### What the task requires
Reproduce each line of the items below verbatim, but leave out the pictures.
########
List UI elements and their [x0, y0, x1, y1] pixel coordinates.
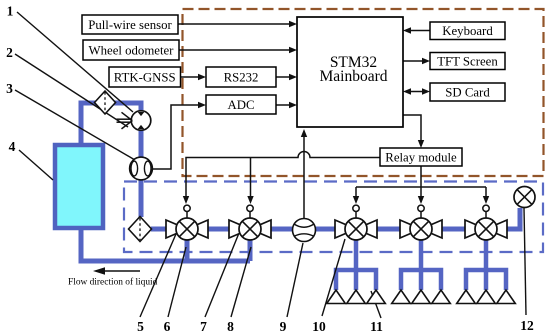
svg-text:10: 10 [312, 319, 326, 334]
svg-text:Pull-wire sensor: Pull-wire sensor [88, 18, 172, 32]
svg-text:9: 9 [280, 319, 287, 334]
svg-text:Wheel odometer: Wheel odometer [89, 44, 175, 58]
svg-text:Mainboard: Mainboard [319, 68, 387, 85]
svg-text:7: 7 [200, 319, 207, 334]
svg-text:11: 11 [370, 319, 383, 334]
svg-text:8: 8 [227, 319, 234, 334]
svg-text:Keyboard: Keyboard [442, 24, 493, 38]
svg-text:ADC: ADC [227, 98, 254, 112]
svg-text:SD Card: SD Card [445, 86, 490, 100]
svg-text:TFT Screen: TFT Screen [437, 55, 498, 69]
svg-text:12: 12 [520, 318, 534, 333]
svg-text:Relay module: Relay module [385, 151, 457, 165]
svg-text:3: 3 [6, 81, 13, 96]
svg-text:RS232: RS232 [224, 71, 259, 85]
svg-text:5: 5 [137, 319, 144, 334]
svg-text:4: 4 [9, 139, 16, 154]
svg-text:Flow direction of liquid: Flow direction of liquid [68, 277, 158, 288]
svg-text:6: 6 [164, 319, 171, 334]
svg-text:1: 1 [7, 4, 14, 19]
svg-text:RTK-GNSS: RTK-GNSS [114, 71, 176, 85]
svg-text:2: 2 [6, 45, 13, 60]
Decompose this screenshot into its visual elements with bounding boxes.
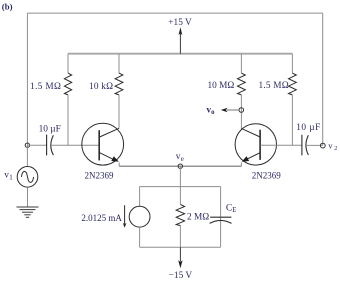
wire base lead right (Q2 base to C) — [260, 144, 301, 146]
wire base lead left (C to Q1 base) — [51, 144, 99, 146]
wire 10M branch lower (Q2 collector lead) — [240, 95, 242, 129]
wire right border — [322, 13, 324, 146]
resistor R 10M zigzag — [238, 73, 246, 95]
wire 2M branch upper — [179, 187, 181, 205]
svg-text:+15 V: +15 V — [168, 18, 192, 28]
resistor R 1.5M left zigzag — [64, 73, 71, 95]
resistor R 2M zigzag — [176, 204, 184, 225]
wire emitter bus — [119, 165, 241, 167]
wire base lead left (node to C plate) — [27, 144, 46, 146]
wire 10M branch upper — [240, 54, 242, 73]
wire top rail outer — [27, 12, 322, 14]
wire bias box bottom — [140, 246, 221, 248]
source v1 sine — [17, 145, 38, 207]
capacitor CE — [210, 217, 232, 223]
svg-text:2.0125 mA: 2.0125 mA — [81, 213, 122, 223]
wire bias box left upper — [139, 187, 141, 207]
wire +15V supply rail — [68, 53, 292, 55]
svg-text:v1: v1 — [4, 170, 13, 181]
-15V supply arrow — [178, 247, 182, 268]
svg-text:10 kΩ: 10 kΩ — [89, 82, 113, 92]
+15V supply arrow — [179, 27, 183, 53]
node vo terminal circle — [239, 108, 244, 113]
node v2 terminal circle — [320, 143, 325, 148]
node ve circle — [178, 164, 182, 168]
wire 10k branch lower (Q1 collector lead) — [118, 95, 120, 128]
svg-text:2 MΩ: 2 MΩ — [187, 213, 209, 223]
vo arrow — [221, 108, 239, 112]
svg-text:2N2369: 2N2369 — [85, 171, 114, 181]
svg-text:1.5 MΩ: 1.5 MΩ — [30, 82, 61, 92]
svg-text:2N2369: 2N2369 — [252, 171, 281, 181]
svg-text:CE: CE — [226, 202, 237, 214]
svg-text:vo: vo — [206, 105, 215, 116]
wire ve stem down — [179, 166, 181, 186]
wire C to v2 terminal — [306, 144, 322, 146]
wire 1.5M left branch lower — [67, 95, 69, 145]
capacitor 10uF left — [47, 135, 54, 156]
node v1 input terminal circle — [25, 143, 29, 147]
svg-text:10 MΩ: 10 MΩ — [208, 81, 235, 91]
svg-text:10 µF: 10 µF — [39, 124, 61, 134]
wire bias box left lower — [139, 227, 141, 247]
svg-text:−15 V: −15 V — [169, 271, 193, 281]
transistor Q1 2N2369 — [82, 123, 124, 166]
svg-text:(b): (b) — [2, 2, 13, 12]
capacitor 10uF right — [302, 135, 309, 156]
svg-text:v2: v2 — [328, 140, 337, 152]
wire 1.5M right branch lower — [291, 95, 293, 145]
wire bias box top — [140, 186, 221, 188]
wire left border — [26, 13, 28, 147]
svg-text:10 µF: 10 µF — [296, 123, 321, 133]
wire 2M branch lower — [179, 226, 181, 248]
wire 1.5M right branch upper — [291, 54, 293, 73]
current source I 2.0125mA — [123, 205, 150, 228]
wire bias box right — [220, 187, 222, 248]
wire 10k branch upper — [118, 54, 120, 73]
resistor R 1.5M right zigzag — [289, 73, 297, 95]
svg-text:1.5 MΩ: 1.5 MΩ — [259, 81, 289, 91]
resistor R 10k zigzag — [115, 73, 123, 95]
wire 1.5M left branch upper — [67, 54, 69, 73]
svg-text:ve: ve — [176, 152, 184, 163]
ground — [17, 207, 39, 217]
transistor Q2 2N2369 — [235, 124, 276, 167]
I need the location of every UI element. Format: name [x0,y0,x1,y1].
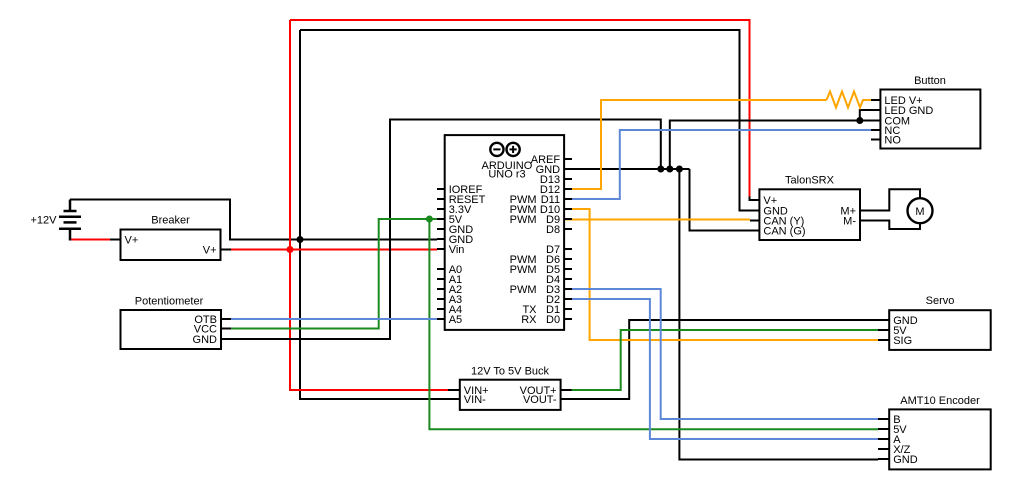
########
### Written solution
List UI elements and their [x0, y0, x1, y1] pixel coordinates.
svg-text:10: 10 [312, 319, 326, 334]
svg-text:Pull-wire sensor: Pull-wire sensor [88, 18, 172, 32]
svg-text:9: 9 [280, 319, 287, 334]
svg-text:Wheel odometer: Wheel odometer [89, 44, 175, 58]
svg-text:Mainboard: Mainboard [319, 68, 387, 85]
svg-text:7: 7 [200, 319, 207, 334]
svg-text:11: 11 [370, 319, 383, 334]
svg-text:8: 8 [227, 319, 234, 334]
svg-text:Keyboard: Keyboard [442, 24, 493, 38]
svg-text:ADC: ADC [227, 98, 254, 112]
svg-text:SD Card: SD Card [445, 86, 490, 100]
svg-text:TFT Screen: TFT Screen [437, 55, 498, 69]
svg-text:12: 12 [520, 318, 534, 333]
svg-text:Relay module: Relay module [385, 151, 457, 165]
svg-text:3: 3 [6, 81, 13, 96]
svg-text:RS232: RS232 [224, 71, 259, 85]
svg-text:5: 5 [137, 319, 144, 334]
svg-text:4: 4 [9, 139, 16, 154]
svg-text:Flow direction of liquid: Flow direction of liquid [68, 277, 158, 288]
svg-text:6: 6 [164, 319, 171, 334]
svg-text:1: 1 [7, 4, 14, 19]
svg-text:RTK-GNSS: RTK-GNSS [114, 71, 176, 85]
svg-text:2: 2 [6, 45, 13, 60]
Decompose this screenshot into its visual elements with bounding boxes.
wire base lead right (Q2 base to C) — [260, 144, 301, 146]
wire base lead left (C to Q1 base) — [51, 144, 99, 146]
wire 10M branch lower (Q2 collector lead) — [240, 95, 242, 129]
wire right border — [322, 13, 324, 146]
resistor R 10M zigzag — [238, 73, 246, 95]
wire 2M branch upper — [179, 187, 181, 205]
svg-text:+15 V: +15 V — [168, 18, 192, 28]
resistor R 1.5M left zigzag — [64, 73, 71, 95]
resistor R 2M zigzag — [176, 204, 184, 225]
wire emitter bus — [119, 165, 241, 167]
wire base lead left (node to C plate) — [27, 144, 46, 146]
wire 10M branch upper — [240, 54, 242, 73]
wire top rail outer — [27, 12, 322, 14]
wire bias box bottom — [140, 246, 221, 248]
source v1 sine — [17, 145, 38, 207]
capacitor CE — [210, 217, 232, 223]
svg-text:2.0125 mA: 2.0125 mA — [81, 213, 122, 223]
wire bias box left upper — [139, 187, 141, 207]
wire +15V supply rail — [68, 53, 292, 55]
svg-text:v1: v1 — [4, 170, 13, 181]
-15V supply arrow — [178, 247, 182, 268]
svg-text:10 kΩ: 10 kΩ — [89, 82, 113, 92]
+15V supply arrow — [179, 27, 183, 53]
node vo terminal circle — [239, 108, 244, 113]
node v2 terminal circle — [320, 143, 325, 148]
node ve circle — [178, 164, 182, 168]
wire 10k branch lower (Q1 collector lead) — [118, 95, 120, 128]
svg-text:2 MΩ: 2 MΩ — [187, 213, 209, 223]
vo arrow — [221, 108, 239, 112]
svg-text:2N2369: 2N2369 — [85, 171, 114, 181]
svg-text:1.5 MΩ: 1.5 MΩ — [30, 82, 61, 92]
svg-text:2N2369: 2N2369 — [252, 171, 281, 181]
svg-text:CE: CE — [226, 202, 237, 214]
svg-text:vo: vo — [206, 105, 215, 116]
wire ve stem down — [179, 166, 181, 186]
wire C to v2 terminal — [306, 144, 322, 146]
wire 1.5M left branch lower — [67, 95, 69, 145]
capacitor 10uF left — [47, 135, 54, 156]
node v1 input terminal circle — [25, 143, 29, 147]
svg-text:10 MΩ: 10 MΩ — [208, 81, 235, 91]
svg-text:10 µF: 10 µF — [39, 124, 61, 134]
wire bias box left lower — [139, 227, 141, 247]
svg-text:−15 V: −15 V — [169, 271, 193, 281]
transistor Q1 2N2369 — [82, 123, 124, 166]
svg-text:(b): (b) — [2, 2, 13, 12]
capacitor 10uF right — [302, 135, 309, 156]
svg-text:v2: v2 — [328, 140, 337, 152]
wire 1.5M right branch lower — [291, 95, 293, 145]
wire bias box top — [140, 186, 221, 188]
wire left border — [26, 13, 28, 147]
svg-text:10 µF: 10 µF — [296, 123, 321, 133]
wire 2M branch lower — [179, 226, 181, 248]
wire 1.5M right branch upper — [291, 54, 293, 73]
current source I 2.0125mA — [123, 205, 150, 228]
wire bias box right — [220, 187, 222, 248]
wire 10k branch upper — [118, 54, 120, 73]
resistor R 1.5M right zigzag — [289, 73, 297, 95]
svg-text:1.5 MΩ: 1.5 MΩ — [259, 81, 289, 91]
resistor R 10k zigzag — [115, 73, 123, 95]
wire 1.5M left branch upper — [67, 54, 69, 73]
svg-text:ve: ve — [176, 152, 184, 163]
ground — [17, 207, 39, 217]
transistor Q2 2N2369 — [235, 124, 276, 167]
I need the location of every UI element. Format: name [x0,y0,x1,y1].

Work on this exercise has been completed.